* MATERIAL:
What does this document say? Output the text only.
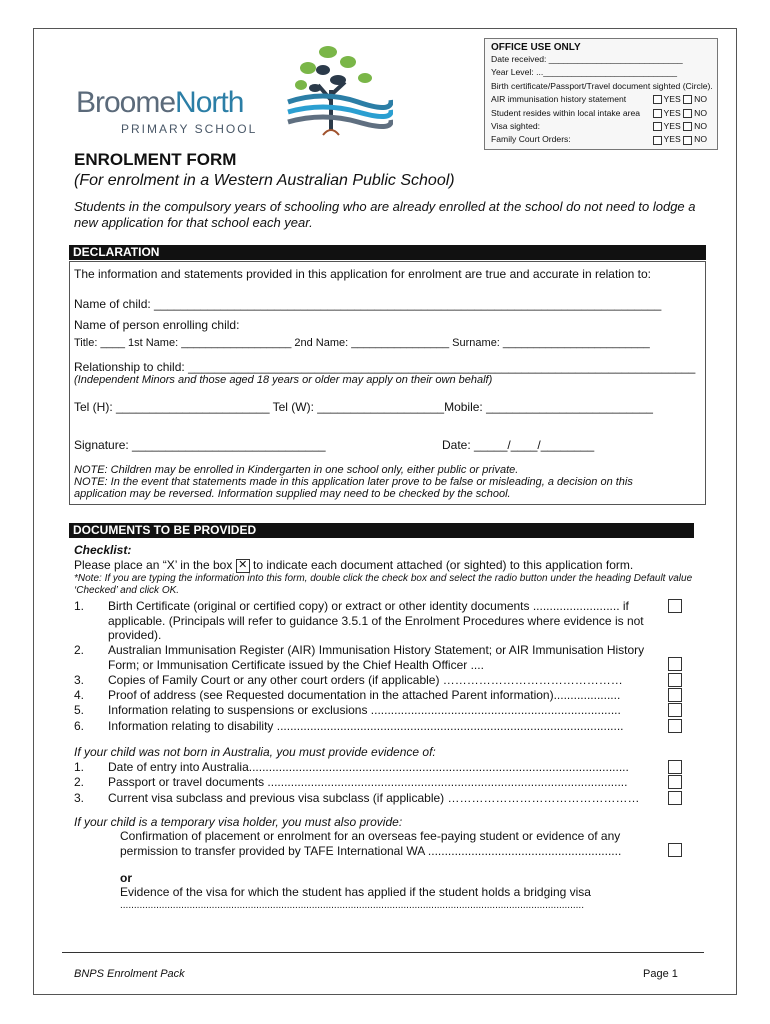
BroomeNorth
PRIMARY SCHOOL
OFFICE USE ONLY
Date received: ____________________________
Year Level: ...____________________________
Birth certificate/Passport/Travel document sighted (Circle).
AIR immunisation history statement	YES NO
Student resides within local intake area	YES NO
Visa sighted:	YES NO
Family Court Orders:	YES NO
ENROLMENT FORM
(For enrolment in a Western Australian Public School)
Students in the compulsory years of schooling who are already enrolled at the school do not need to lodge a new application for that school each year.
DECLARATION
The information and statements provided in this application for enrolment are true and accurate in relation to:
Name of child: ____________________________________________________________________________
Name of person enrolling child:
Title: ____ 1st Name: __________________ 2nd Name: ________________ Surname: ________________________
Relationship to child: ____________________________________________________________________________
(Independent Minors and those aged 18 years or older may apply on their own behalf)
Tel (H): _______________________ Tel (W): ___________________Mobile: _________________________
Signature: _____________________________	Date: _____/____/________
NOTE: Children may be enrolled in Kindergarten in one school only, either public or private.
NOTE: In the event that statements made in this application later prove to be false or misleading, a decision on this application may be reversed. Information supplied may need to be checked by the school.
DOCUMENTS TO BE PROVIDED
Checklist:
Please place an “X’ in the box ✕ to indicate each document attached (or sighted) to this application form.
*Note: If you are typing the information into this form, double click the check box and select the radio button under the heading Default value ‘Checked’ and click OK.
1. Birth Certificate (original or certified copy) or extract or other identity documents .......................... if applicable. (Principals will refer to guidance 3.5.1 of the Enrolment Procedures where evidence is not provided).
2. Australian Immunisation Register (AIR) Immunisation History Statement; or AIR Immunisation History Form; or Immunisation Certificate issued by the Chief Health Officer ....
3. Copies of Family Court or any other court orders (if applicable) ………………………………………
4. Proof of address (see Requested documentation in the attached Parent information)....................
5. Information relating to suspensions or exclusions ...........................................................................
6. Information relating to disability ........................................................................................................
If your child was not born in Australia, you must provide evidence of:
1. Date of entry into Australia..................................................................................................................
2. Passport or travel documents ............................................................................................................
3. Current visa subclass and previous visa subclass (if applicable) …………………………………………
If your child is a temporary visa holder, you must also provide:
Confirmation of placement or enrolment for an overseas fee-paying student or evidence of any permission to transfer provided by TAFE International WA ..........................................................
or
Evidence of the visa for which the student has applied if the student holds a bridging visa
.......................................................................................................................................................................
BNPS Enrolment Pack	Page 1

* DIRECTION: Pull every line containing the word "sighted" out of the material and copy it.

* THE SOLUTION:
Birth certificate/Passport/Travel document sighted (Circle).
Visa sighted:	YES NO
Please place an “X’ in the box ✕ to indicate each document attached (or sighted) to this application form.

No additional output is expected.